▶ Problem requirements: Among the entries below, find how many lines carry the word "runtime" and state only that figure.

▶ Data rows:
--------

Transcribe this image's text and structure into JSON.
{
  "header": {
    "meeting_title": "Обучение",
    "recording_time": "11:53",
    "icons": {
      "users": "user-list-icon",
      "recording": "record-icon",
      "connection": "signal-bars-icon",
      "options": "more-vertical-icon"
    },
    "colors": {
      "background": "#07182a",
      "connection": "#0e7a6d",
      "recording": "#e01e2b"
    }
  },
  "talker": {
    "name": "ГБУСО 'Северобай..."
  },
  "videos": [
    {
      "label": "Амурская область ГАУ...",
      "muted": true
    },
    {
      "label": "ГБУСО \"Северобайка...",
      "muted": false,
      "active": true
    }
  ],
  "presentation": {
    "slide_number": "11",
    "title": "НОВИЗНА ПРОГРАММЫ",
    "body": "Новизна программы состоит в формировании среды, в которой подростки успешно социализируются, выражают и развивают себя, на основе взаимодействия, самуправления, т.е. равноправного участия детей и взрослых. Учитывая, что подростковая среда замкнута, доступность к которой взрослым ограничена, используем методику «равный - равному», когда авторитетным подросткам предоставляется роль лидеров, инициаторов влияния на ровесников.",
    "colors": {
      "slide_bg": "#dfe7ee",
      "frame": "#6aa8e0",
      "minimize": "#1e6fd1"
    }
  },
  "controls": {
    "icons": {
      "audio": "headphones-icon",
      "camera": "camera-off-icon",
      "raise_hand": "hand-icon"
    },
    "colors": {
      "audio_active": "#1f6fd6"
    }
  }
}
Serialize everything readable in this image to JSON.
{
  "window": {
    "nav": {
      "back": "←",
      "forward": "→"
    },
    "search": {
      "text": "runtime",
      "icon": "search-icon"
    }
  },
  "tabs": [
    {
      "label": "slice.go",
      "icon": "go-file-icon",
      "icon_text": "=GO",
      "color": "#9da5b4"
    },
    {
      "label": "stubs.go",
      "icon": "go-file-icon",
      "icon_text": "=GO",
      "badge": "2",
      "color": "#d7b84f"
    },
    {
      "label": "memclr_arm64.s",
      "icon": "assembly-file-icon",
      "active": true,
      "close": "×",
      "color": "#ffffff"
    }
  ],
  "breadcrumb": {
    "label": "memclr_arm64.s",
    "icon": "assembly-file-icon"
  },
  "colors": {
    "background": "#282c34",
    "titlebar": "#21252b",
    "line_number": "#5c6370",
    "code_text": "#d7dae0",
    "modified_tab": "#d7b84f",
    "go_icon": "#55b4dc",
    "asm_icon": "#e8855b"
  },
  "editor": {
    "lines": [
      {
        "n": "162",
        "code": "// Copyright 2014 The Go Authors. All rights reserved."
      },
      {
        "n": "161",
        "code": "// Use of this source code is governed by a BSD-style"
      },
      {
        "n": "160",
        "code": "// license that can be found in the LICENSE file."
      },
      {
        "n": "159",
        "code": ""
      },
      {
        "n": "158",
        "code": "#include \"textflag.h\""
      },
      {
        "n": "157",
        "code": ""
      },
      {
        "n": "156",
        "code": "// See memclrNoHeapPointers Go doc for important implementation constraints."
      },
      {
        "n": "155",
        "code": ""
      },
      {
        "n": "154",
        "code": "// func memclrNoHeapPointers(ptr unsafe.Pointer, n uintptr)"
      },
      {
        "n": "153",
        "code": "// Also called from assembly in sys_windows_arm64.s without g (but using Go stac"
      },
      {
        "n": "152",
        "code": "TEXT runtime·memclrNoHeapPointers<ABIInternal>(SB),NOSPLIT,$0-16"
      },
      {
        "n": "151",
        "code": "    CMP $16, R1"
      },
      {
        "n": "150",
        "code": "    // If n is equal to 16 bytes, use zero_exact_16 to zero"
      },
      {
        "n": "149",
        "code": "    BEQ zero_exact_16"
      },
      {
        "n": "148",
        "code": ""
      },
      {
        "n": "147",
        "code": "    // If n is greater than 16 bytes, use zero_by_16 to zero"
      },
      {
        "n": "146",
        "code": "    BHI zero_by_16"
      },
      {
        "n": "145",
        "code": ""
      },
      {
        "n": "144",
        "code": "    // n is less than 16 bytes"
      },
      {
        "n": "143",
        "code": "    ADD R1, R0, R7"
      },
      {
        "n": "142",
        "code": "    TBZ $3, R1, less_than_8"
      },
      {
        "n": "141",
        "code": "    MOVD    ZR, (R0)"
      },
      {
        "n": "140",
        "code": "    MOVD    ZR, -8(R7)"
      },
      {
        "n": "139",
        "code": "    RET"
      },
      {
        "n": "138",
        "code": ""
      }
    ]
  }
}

--------

▶ Solved exercise: 2